Directive:
Only the number is wanted: how many lines of the data contain "타레카츠동"?

----

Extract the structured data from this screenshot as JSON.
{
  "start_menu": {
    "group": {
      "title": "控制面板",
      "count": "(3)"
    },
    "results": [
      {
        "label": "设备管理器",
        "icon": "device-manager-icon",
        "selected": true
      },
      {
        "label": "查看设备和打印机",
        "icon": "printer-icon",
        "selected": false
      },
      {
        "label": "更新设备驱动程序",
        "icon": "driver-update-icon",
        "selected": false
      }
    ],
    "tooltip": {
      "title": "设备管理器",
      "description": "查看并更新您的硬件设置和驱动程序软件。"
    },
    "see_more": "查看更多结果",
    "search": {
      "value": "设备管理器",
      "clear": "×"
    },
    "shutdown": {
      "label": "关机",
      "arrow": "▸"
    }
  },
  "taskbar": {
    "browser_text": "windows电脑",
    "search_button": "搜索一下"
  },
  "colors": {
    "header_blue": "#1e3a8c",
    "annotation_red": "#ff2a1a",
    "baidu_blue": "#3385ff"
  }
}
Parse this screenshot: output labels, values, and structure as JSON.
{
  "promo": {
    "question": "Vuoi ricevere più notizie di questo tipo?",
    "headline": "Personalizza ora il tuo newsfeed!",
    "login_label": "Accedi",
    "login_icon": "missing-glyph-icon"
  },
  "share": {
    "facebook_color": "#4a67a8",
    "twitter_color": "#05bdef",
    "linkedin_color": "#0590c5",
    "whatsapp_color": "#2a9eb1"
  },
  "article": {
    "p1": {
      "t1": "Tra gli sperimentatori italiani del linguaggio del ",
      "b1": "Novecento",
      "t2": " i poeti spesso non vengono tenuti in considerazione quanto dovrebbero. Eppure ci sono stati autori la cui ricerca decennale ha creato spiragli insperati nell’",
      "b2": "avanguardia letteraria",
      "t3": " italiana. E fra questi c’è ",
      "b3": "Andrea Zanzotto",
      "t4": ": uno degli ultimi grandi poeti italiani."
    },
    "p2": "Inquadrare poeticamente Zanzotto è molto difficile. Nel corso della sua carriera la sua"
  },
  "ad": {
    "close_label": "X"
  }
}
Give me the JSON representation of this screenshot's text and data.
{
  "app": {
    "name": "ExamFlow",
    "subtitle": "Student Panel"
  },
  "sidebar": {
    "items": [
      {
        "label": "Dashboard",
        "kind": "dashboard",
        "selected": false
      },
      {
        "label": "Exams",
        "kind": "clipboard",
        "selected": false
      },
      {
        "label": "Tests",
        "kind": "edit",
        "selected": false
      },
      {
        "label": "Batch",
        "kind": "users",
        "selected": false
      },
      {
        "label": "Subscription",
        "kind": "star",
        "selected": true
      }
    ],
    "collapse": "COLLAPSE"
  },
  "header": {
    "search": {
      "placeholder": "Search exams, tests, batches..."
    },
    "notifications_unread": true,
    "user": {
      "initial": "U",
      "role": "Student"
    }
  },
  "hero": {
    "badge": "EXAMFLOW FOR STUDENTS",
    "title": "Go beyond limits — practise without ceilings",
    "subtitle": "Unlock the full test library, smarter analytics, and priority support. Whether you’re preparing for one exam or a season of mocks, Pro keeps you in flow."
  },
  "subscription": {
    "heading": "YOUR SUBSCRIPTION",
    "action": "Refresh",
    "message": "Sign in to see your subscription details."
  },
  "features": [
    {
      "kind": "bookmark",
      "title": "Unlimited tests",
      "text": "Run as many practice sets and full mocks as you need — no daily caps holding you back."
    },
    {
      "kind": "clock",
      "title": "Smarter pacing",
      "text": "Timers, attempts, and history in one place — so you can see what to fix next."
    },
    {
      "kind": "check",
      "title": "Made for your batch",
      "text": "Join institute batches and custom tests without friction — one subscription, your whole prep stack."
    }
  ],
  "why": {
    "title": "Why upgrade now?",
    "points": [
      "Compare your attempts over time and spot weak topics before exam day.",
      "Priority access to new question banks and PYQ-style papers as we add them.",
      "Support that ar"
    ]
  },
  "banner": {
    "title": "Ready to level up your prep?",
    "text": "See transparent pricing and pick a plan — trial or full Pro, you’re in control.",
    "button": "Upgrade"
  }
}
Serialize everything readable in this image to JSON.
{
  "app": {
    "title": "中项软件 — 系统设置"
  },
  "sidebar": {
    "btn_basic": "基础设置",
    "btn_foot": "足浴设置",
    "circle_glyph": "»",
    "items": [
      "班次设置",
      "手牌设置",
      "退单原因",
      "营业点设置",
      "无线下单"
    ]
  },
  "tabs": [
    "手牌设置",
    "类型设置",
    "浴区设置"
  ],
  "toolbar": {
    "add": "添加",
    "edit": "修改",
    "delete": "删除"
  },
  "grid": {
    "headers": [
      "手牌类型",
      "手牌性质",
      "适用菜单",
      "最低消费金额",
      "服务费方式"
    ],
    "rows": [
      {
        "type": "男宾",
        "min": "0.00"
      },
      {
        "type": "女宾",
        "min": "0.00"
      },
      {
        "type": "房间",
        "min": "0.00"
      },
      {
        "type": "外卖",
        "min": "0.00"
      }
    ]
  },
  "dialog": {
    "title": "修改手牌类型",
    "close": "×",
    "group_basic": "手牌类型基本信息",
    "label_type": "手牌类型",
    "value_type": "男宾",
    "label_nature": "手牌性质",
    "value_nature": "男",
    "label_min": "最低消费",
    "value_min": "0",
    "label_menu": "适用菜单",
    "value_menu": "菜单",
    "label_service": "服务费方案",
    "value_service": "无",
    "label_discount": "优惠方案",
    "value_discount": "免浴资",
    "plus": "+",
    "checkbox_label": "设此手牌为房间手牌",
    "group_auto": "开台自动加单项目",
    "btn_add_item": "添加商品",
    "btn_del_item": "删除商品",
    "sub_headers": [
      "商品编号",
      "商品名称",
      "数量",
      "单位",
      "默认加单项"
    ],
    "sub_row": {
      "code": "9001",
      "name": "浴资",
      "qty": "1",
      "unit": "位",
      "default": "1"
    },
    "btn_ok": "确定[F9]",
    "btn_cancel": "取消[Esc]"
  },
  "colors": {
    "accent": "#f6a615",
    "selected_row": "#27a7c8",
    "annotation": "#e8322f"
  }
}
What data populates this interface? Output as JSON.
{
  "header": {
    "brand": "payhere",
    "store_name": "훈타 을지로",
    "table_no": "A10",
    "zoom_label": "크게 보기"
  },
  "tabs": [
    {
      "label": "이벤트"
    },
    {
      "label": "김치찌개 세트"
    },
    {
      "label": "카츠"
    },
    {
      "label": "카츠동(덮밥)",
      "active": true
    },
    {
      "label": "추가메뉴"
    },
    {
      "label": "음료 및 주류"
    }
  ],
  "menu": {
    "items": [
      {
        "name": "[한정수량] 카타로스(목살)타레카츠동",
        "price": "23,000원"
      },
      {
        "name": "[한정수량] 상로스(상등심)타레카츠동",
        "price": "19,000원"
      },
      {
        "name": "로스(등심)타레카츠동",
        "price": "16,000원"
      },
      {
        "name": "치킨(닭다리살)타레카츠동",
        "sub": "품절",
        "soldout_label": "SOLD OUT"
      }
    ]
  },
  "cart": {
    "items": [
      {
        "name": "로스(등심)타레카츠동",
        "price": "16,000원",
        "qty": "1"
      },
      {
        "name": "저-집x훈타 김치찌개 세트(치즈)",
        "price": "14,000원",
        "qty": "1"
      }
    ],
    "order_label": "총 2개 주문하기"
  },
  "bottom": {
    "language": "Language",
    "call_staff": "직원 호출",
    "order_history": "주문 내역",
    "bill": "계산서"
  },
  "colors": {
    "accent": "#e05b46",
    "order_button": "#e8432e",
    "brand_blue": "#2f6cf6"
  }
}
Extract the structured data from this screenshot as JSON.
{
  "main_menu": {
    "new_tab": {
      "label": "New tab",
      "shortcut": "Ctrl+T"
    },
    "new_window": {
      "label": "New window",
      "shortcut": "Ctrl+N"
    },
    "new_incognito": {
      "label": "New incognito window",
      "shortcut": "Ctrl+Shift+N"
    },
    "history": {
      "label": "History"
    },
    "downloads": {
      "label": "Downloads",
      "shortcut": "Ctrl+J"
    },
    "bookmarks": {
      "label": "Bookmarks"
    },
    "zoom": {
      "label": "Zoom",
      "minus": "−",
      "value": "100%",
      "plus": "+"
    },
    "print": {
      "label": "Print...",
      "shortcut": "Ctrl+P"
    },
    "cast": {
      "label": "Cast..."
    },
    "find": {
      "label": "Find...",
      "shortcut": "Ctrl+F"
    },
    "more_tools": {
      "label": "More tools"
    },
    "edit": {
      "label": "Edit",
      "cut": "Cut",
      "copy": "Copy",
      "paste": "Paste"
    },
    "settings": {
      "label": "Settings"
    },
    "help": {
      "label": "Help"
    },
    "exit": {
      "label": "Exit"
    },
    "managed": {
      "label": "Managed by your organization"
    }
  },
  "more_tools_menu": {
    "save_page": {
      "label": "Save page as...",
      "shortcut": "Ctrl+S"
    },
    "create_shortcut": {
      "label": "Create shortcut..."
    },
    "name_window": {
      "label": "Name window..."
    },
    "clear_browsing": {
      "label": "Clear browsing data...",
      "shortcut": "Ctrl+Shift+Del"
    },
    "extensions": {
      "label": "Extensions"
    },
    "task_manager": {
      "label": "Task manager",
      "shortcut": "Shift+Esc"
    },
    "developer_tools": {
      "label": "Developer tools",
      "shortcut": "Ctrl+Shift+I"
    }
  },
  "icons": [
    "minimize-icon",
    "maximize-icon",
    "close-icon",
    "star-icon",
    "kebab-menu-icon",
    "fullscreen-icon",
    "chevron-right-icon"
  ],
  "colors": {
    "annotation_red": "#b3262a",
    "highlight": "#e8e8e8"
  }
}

----

Task response:
5